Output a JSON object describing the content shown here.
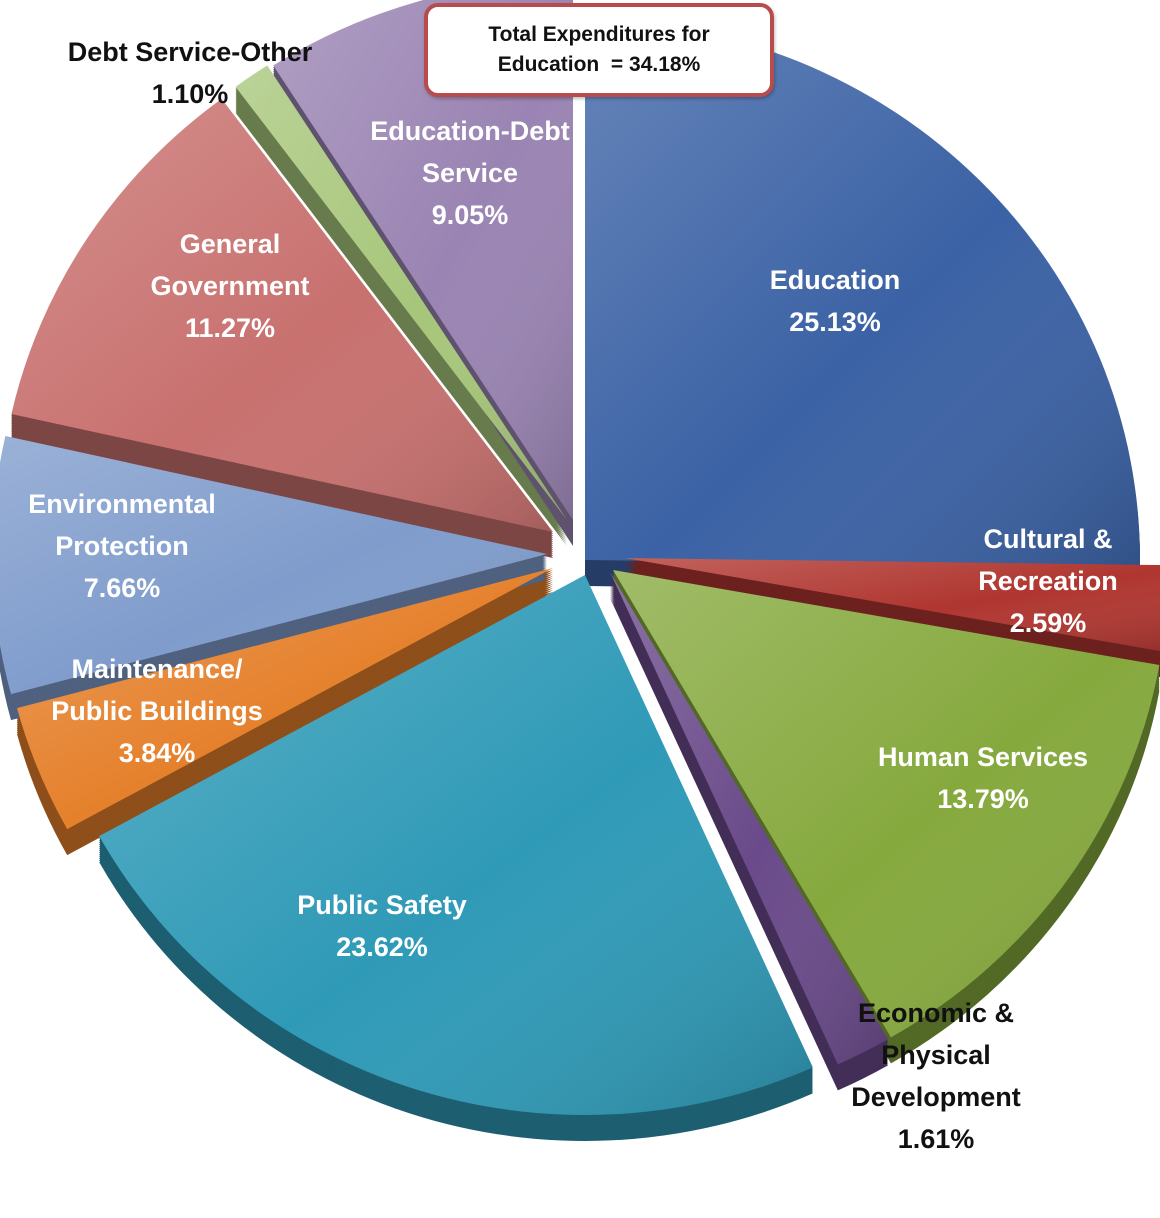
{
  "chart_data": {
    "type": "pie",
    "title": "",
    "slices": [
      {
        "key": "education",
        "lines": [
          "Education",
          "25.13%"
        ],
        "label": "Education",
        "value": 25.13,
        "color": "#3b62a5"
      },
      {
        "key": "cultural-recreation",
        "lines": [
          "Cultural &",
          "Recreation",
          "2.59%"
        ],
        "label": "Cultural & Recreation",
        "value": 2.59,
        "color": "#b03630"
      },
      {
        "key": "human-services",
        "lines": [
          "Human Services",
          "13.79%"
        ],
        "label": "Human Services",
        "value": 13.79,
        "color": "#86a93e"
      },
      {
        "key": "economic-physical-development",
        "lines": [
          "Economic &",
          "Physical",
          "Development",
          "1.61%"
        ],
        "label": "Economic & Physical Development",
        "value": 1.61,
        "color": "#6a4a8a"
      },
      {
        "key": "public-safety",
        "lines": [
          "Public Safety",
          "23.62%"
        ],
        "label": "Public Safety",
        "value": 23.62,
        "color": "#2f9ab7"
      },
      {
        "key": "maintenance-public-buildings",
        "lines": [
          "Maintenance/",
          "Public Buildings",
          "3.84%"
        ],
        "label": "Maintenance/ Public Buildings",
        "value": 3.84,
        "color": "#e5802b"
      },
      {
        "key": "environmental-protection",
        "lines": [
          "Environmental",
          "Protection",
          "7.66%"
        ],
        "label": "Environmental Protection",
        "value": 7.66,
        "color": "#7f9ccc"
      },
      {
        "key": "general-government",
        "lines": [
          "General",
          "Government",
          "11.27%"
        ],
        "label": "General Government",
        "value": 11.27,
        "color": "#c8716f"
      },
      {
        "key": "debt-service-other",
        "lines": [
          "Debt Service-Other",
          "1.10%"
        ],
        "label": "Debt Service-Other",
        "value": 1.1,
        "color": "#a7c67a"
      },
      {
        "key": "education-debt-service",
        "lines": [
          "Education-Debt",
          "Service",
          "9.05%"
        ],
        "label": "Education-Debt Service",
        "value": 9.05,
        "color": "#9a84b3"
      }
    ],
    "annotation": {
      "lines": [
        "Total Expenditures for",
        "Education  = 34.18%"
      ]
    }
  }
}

Aim of the task →
Scan the material above. Copy each line where "value" occurs.

Finished exercise →
        "value": 25.13,
        "value": 2.59,
        "value": 13.79,
        "value": 1.61,
        "value": 23.62,
        "value": 3.84,
        "value": 7.66,
        "value": 11.27,
        "value": 1.1,
        "value": 9.05,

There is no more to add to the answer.